Gather from the material every line that contains the string "JSON".

#### [GIVEN RECORDS]
——
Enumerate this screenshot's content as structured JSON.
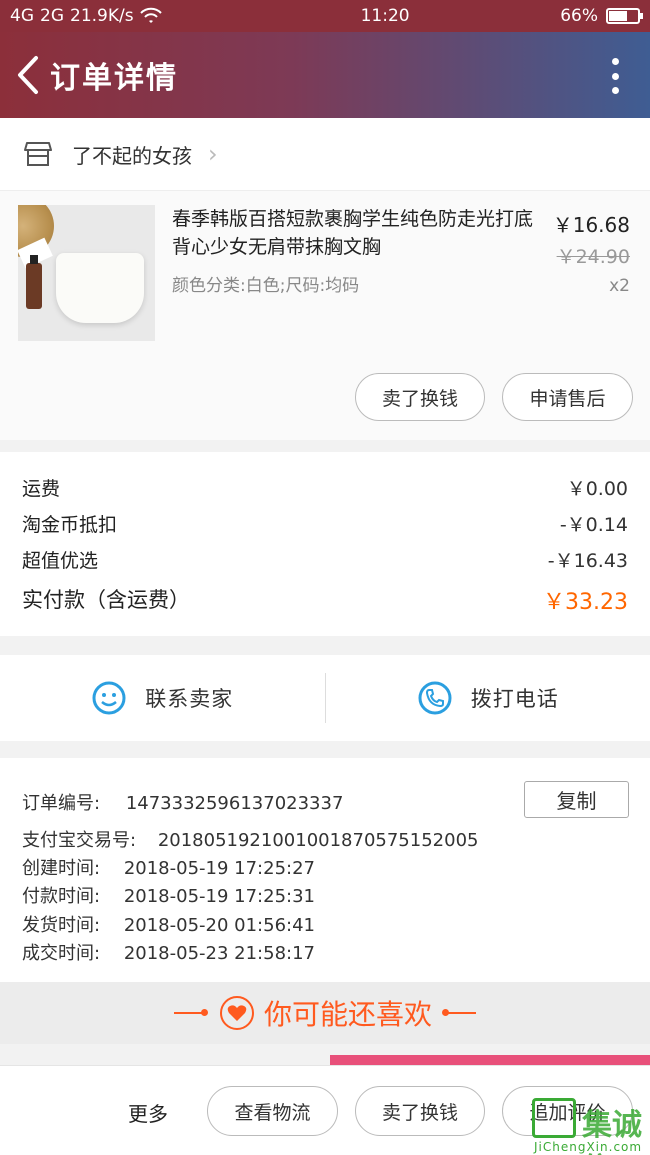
{
  "status_bar": {
    "signal": "4G",
    "signal2": "2G",
    "net_speed": "21.9K/s",
    "time": "11:20",
    "battery": "66%",
    "battery_level": 0.66
  },
  "header": {
    "title": "订单详情"
  },
  "shop": {
    "name": "了不起的女孩"
  },
  "product": {
    "title": "春季韩版百搭短款裹胸学生纯色防走光打底背心少女无肩带抹胸文胸",
    "spec": "颜色分类:白色;尺码:均码",
    "price": "￥16.68",
    "original_price": "￥24.90",
    "quantity": "x2",
    "sell_button": "卖了换钱",
    "after_sale_button": "申请售后"
  },
  "costs": {
    "shipping_label": "运费",
    "shipping_value": "￥0.00",
    "coin_label": "淘金币抵扣",
    "coin_value": "-￥0.14",
    "deal_label": "超值优选",
    "deal_value": "-￥16.43",
    "total_label": "实付款（含运费）",
    "total_value": "￥33.23"
  },
  "contact": {
    "seller_label": "联系卖家",
    "phone_label": "拨打电话"
  },
  "order_info": {
    "order_no_label": "订单编号:",
    "order_no": "1473332596137023337",
    "copy_button": "复制",
    "alipay_label": "支付宝交易号:",
    "alipay_no": "2018051921001001870575152005",
    "created_label": "创建时间:",
    "created_time": "2018-05-19 17:25:27",
    "paid_label": "付款时间:",
    "paid_time": "2018-05-19 17:25:31",
    "shipped_label": "发货时间:",
    "shipped_time": "2018-05-20 01:56:41",
    "completed_label": "成交时间:",
    "completed_time": "2018-05-23 21:58:17"
  },
  "recommend": {
    "title": "你可能还喜欢"
  },
  "bottom_bar": {
    "more": "更多",
    "logistics_button": "查看物流",
    "sell_button": "卖了换钱",
    "review_button": "追加评价"
  },
  "watermark": {
    "text": "集诚信",
    "site": "JiChengXin.com"
  },
  "colors": {
    "accent_orange": "#ff6600",
    "recommend_orange": "#ff5a1f",
    "icon_blue": "#2b9fe0"
  }
}
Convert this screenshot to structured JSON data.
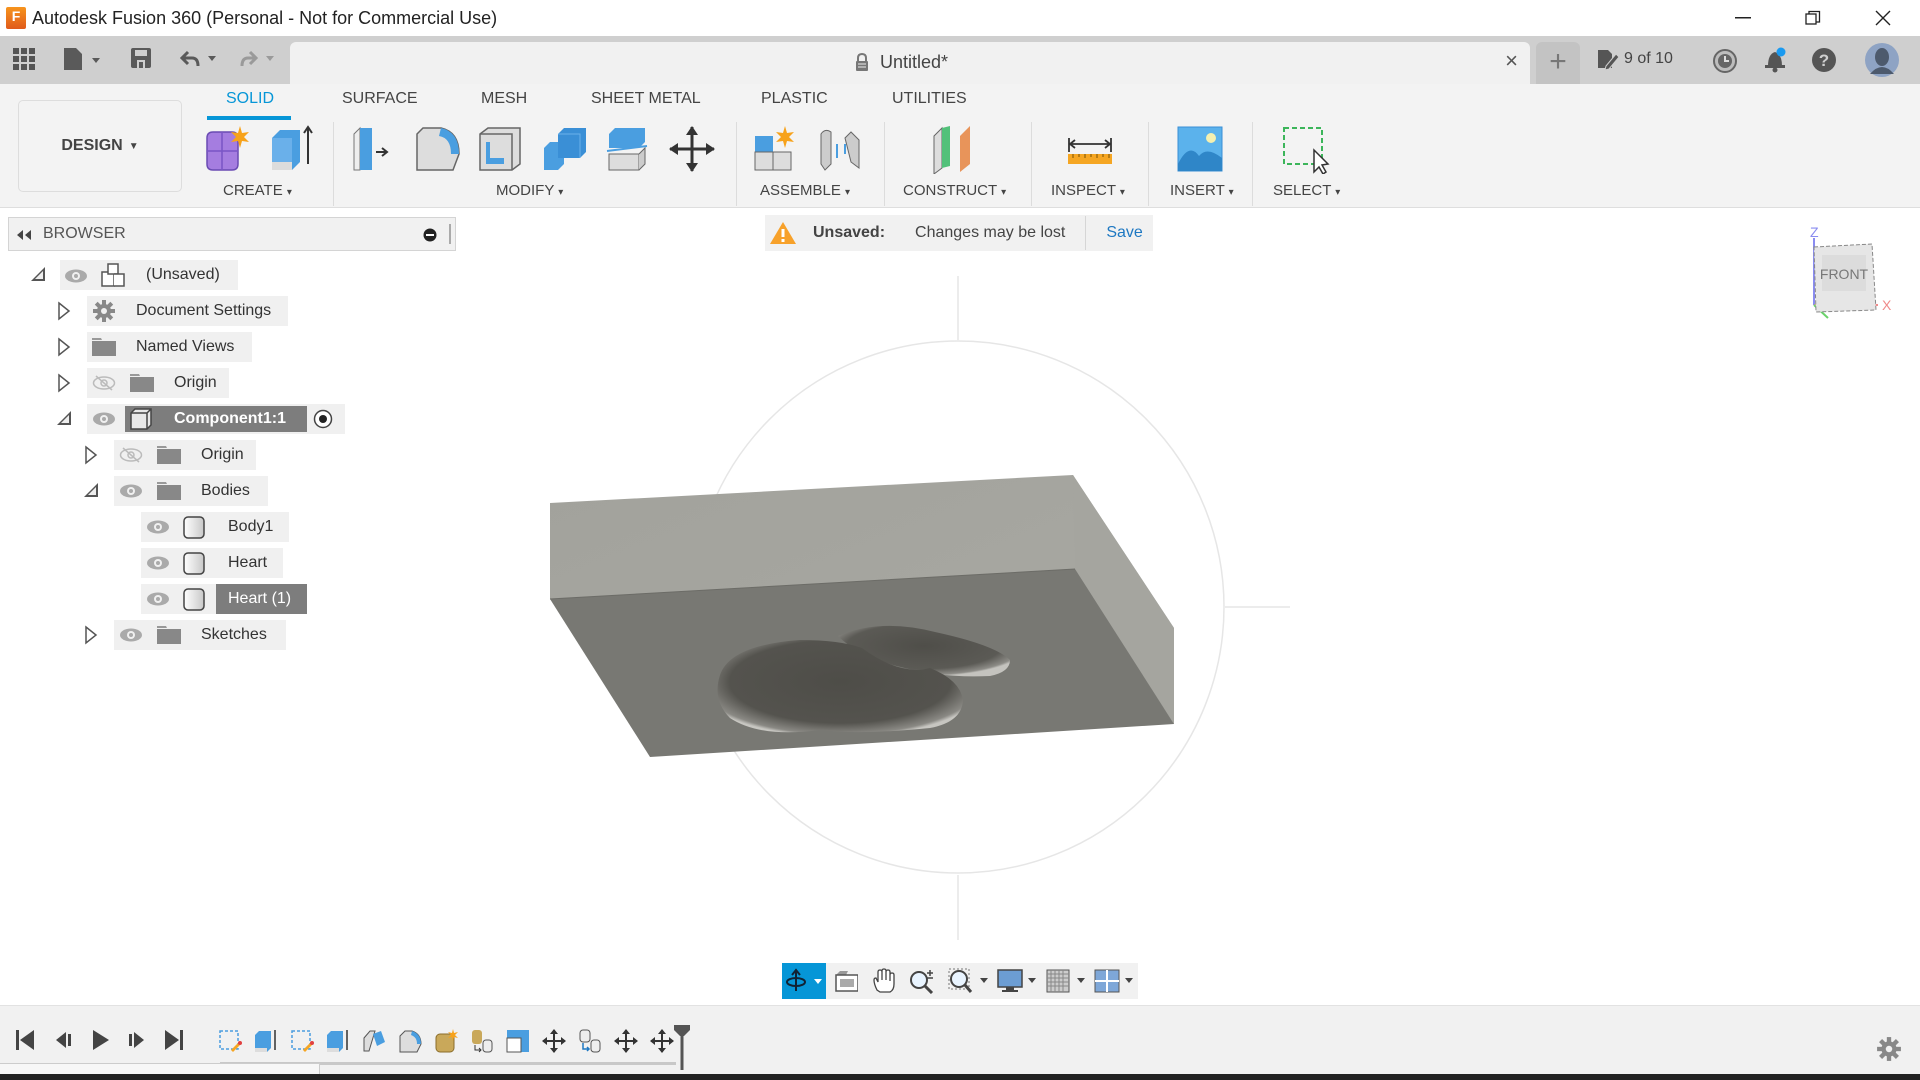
{
  "window": {
    "title": "Autodesk Fusion 360 (Personal - Not for Commercial Use)",
    "logo_letter": "F",
    "controls": [
      "minimize",
      "restore",
      "close"
    ]
  },
  "quick_access": {
    "icons": [
      "apps-grid-icon",
      "file-icon",
      "save-icon",
      "undo-icon",
      "redo-icon"
    ]
  },
  "document_tab": {
    "title": "Untitled*",
    "close_label": "×",
    "new_tab_label": "+"
  },
  "header_right": {
    "job_status": "9 of 10",
    "icons": [
      "job-status-icon",
      "history-clock-icon",
      "notifications-bell-icon",
      "help-icon",
      "user-avatar"
    ]
  },
  "ribbon": {
    "workspace": "DESIGN",
    "tabs": [
      {
        "label": "SOLID",
        "active": true
      },
      {
        "label": "SURFACE",
        "active": false
      },
      {
        "label": "MESH",
        "active": false
      },
      {
        "label": "SHEET METAL",
        "active": false
      },
      {
        "label": "PLASTIC",
        "active": false
      },
      {
        "label": "UTILITIES",
        "active": false
      }
    ],
    "groups": [
      {
        "label": "CREATE",
        "tools": [
          "new-component-icon",
          "extrude-icon"
        ]
      },
      {
        "label": "MODIFY",
        "tools": [
          "press-pull-icon",
          "fillet-icon",
          "shell-icon",
          "combine-icon",
          "split-body-icon",
          "move-copy-icon"
        ]
      },
      {
        "label": "ASSEMBLE",
        "tools": [
          "new-component-assemble-icon",
          "joint-icon"
        ]
      },
      {
        "label": "CONSTRUCT",
        "tools": [
          "offset-plane-icon"
        ]
      },
      {
        "label": "INSPECT",
        "tools": [
          "measure-icon"
        ]
      },
      {
        "label": "INSERT",
        "tools": [
          "insert-image-icon"
        ]
      },
      {
        "label": "SELECT",
        "tools": [
          "select-window-icon"
        ]
      }
    ],
    "dropdown_glyph": "▾",
    "accent": "#0696d7"
  },
  "browser": {
    "title": "BROWSER",
    "tree": [
      {
        "label": "(Unsaved)",
        "expanded": true,
        "level": 0,
        "visible": true,
        "icon": "document-icon"
      },
      {
        "label": "Document Settings",
        "expanded": false,
        "level": 1,
        "icon": "gear-icon"
      },
      {
        "label": "Named Views",
        "expanded": false,
        "level": 1,
        "icon": "folder-icon"
      },
      {
        "label": "Origin",
        "expanded": false,
        "level": 1,
        "visible": false,
        "icon": "folder-icon"
      },
      {
        "label": "Component1:1",
        "expanded": true,
        "level": 1,
        "visible": true,
        "icon": "component-icon",
        "selected": true,
        "active_radio": true
      },
      {
        "label": "Origin",
        "expanded": false,
        "level": 2,
        "visible": false,
        "icon": "folder-icon"
      },
      {
        "label": "Bodies",
        "expanded": true,
        "level": 2,
        "visible": true,
        "icon": "folder-icon"
      },
      {
        "label": "Body1",
        "level": 3,
        "visible": true,
        "icon": "body-icon"
      },
      {
        "label": "Heart",
        "level": 3,
        "visible": true,
        "icon": "body-icon"
      },
      {
        "label": "Heart (1)",
        "level": 3,
        "visible": true,
        "icon": "body-icon",
        "selected": true
      },
      {
        "label": "Sketches",
        "expanded": false,
        "level": 2,
        "visible": true,
        "icon": "folder-icon"
      }
    ]
  },
  "unsaved_banner": {
    "title": "Unsaved:",
    "message": "Changes may be lost",
    "action": "Save",
    "warning_color": "#f7a12a",
    "action_color": "#1e78c2"
  },
  "viewcube": {
    "face": "FRONT",
    "axes": {
      "x": "X",
      "y": "Y",
      "z": "Z"
    }
  },
  "nav_toolbar": {
    "tools": [
      "orbit-icon",
      "look-at-icon",
      "pan-icon",
      "zoom-icon",
      "fit-icon",
      "display-settings-icon",
      "grid-settings-icon",
      "viewports-icon"
    ]
  },
  "timeline": {
    "controls": [
      "go-to-start-icon",
      "step-back-icon",
      "play-icon",
      "step-forward-icon",
      "go-to-end-icon"
    ],
    "features": [
      "sketch",
      "extrude",
      "sketch",
      "extrude",
      "press-pull",
      "fillet",
      "form",
      "combine",
      "shell",
      "move",
      "combine",
      "move",
      "move"
    ],
    "settings_icon": "gear-icon"
  }
}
——
#### [CORRECT RESPONSE]
Enumerate this screenshot's content as structured JSON.
Convert this screenshot to structured JSON data.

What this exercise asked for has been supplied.